• _Exercise brief_: Pull out every line of the listing below where "date" appears.

### Entries ###

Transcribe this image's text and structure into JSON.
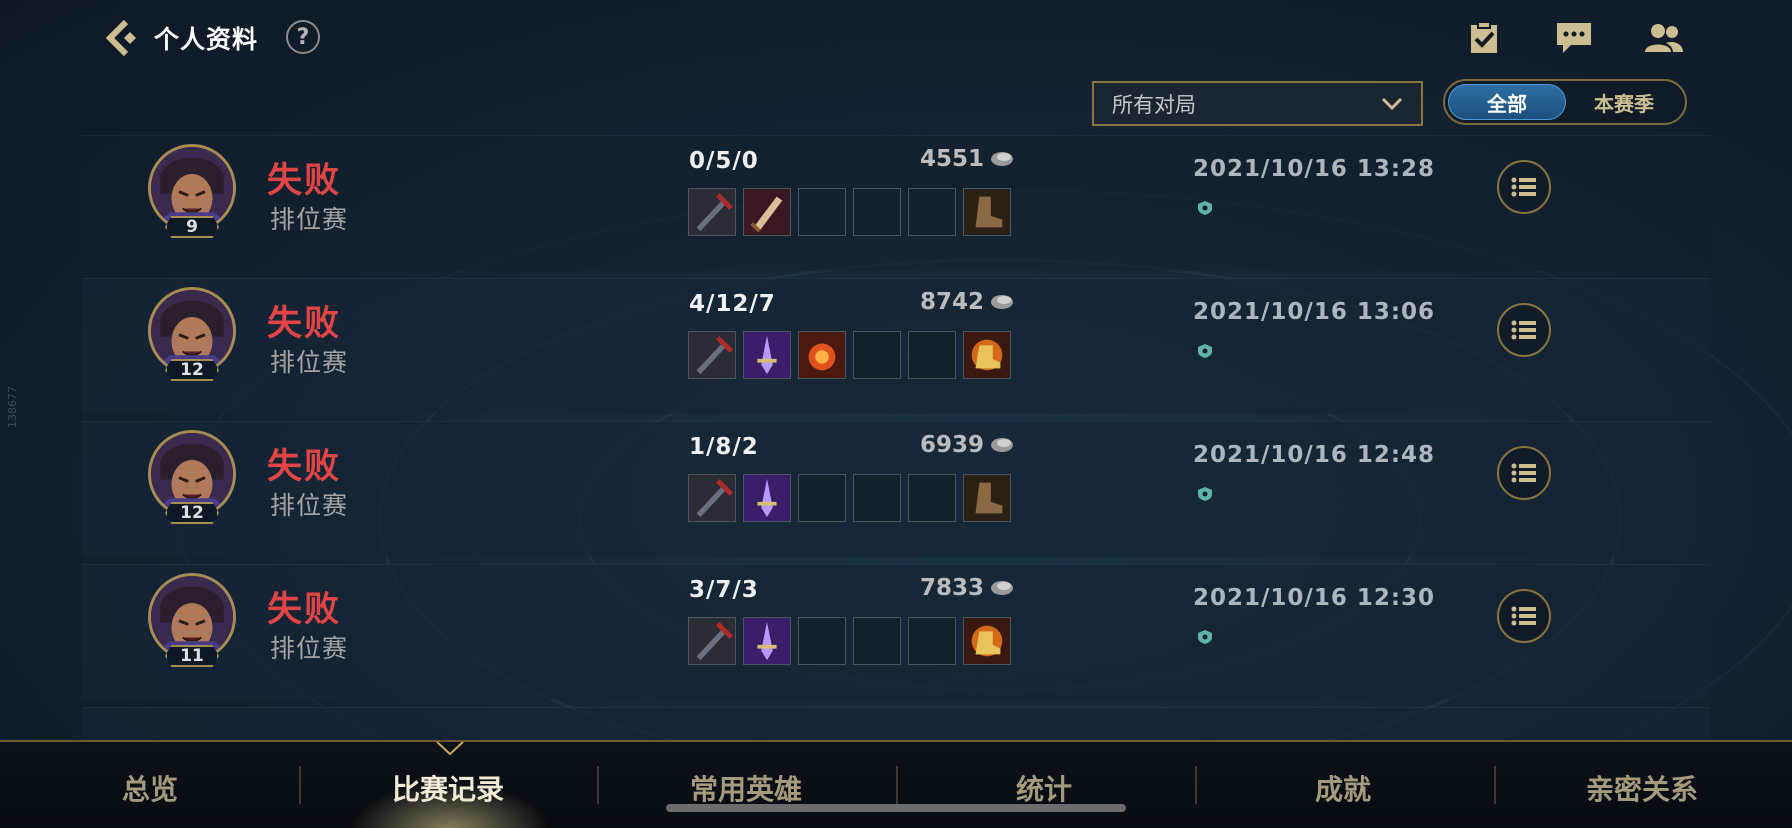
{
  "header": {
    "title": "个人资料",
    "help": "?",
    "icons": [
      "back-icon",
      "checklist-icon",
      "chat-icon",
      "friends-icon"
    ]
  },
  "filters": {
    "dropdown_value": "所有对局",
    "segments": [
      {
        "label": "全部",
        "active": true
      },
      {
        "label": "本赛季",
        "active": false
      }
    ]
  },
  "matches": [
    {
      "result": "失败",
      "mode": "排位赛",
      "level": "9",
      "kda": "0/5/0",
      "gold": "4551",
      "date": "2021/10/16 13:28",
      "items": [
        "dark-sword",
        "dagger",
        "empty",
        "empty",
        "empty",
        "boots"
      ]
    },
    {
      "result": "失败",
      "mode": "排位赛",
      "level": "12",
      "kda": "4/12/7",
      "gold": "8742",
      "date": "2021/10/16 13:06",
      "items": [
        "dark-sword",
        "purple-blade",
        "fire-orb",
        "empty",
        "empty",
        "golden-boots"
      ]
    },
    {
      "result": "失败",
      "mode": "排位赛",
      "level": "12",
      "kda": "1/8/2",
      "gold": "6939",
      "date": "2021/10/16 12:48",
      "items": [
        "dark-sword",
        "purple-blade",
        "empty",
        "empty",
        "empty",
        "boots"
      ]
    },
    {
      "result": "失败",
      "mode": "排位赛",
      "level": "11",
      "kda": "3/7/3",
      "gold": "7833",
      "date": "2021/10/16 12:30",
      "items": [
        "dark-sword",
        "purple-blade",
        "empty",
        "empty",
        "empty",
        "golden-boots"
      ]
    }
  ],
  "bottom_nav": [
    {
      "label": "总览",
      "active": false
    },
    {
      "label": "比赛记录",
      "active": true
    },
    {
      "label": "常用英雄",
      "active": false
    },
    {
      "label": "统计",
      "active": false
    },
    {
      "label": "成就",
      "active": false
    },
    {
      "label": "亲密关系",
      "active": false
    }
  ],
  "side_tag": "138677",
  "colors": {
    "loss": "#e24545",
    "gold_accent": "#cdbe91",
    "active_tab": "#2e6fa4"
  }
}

###
### Entries ###

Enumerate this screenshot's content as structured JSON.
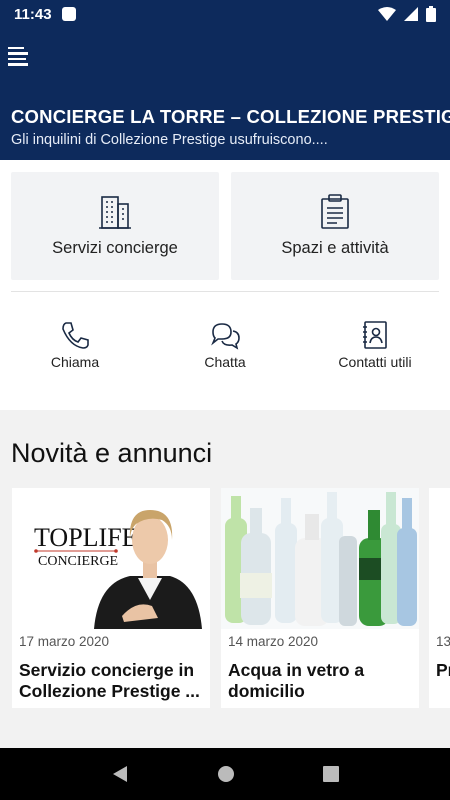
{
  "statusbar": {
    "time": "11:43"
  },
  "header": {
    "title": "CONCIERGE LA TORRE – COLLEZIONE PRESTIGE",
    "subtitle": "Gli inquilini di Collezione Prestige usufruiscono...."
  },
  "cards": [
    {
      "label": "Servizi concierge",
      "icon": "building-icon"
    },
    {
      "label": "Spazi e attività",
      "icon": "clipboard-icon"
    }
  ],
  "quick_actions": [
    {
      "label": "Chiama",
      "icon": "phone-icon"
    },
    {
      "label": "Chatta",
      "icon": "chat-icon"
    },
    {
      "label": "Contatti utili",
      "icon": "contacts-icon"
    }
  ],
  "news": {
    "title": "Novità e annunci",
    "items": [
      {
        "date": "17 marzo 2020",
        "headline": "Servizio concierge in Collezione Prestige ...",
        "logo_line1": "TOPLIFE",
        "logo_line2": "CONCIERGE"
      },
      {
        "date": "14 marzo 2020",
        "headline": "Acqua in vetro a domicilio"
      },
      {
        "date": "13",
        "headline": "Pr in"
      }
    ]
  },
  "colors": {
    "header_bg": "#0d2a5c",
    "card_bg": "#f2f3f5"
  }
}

###

• _Answer to the exercise_:
      "date": "2021/10/16 13:28",
      "date": "2021/10/16 13:06",
      "date": "2021/10/16 12:48",
      "date": "2021/10/16 12:30",
        "date": "17 marzo 2020",
        "date": "14 marzo 2020",
        "date": "13",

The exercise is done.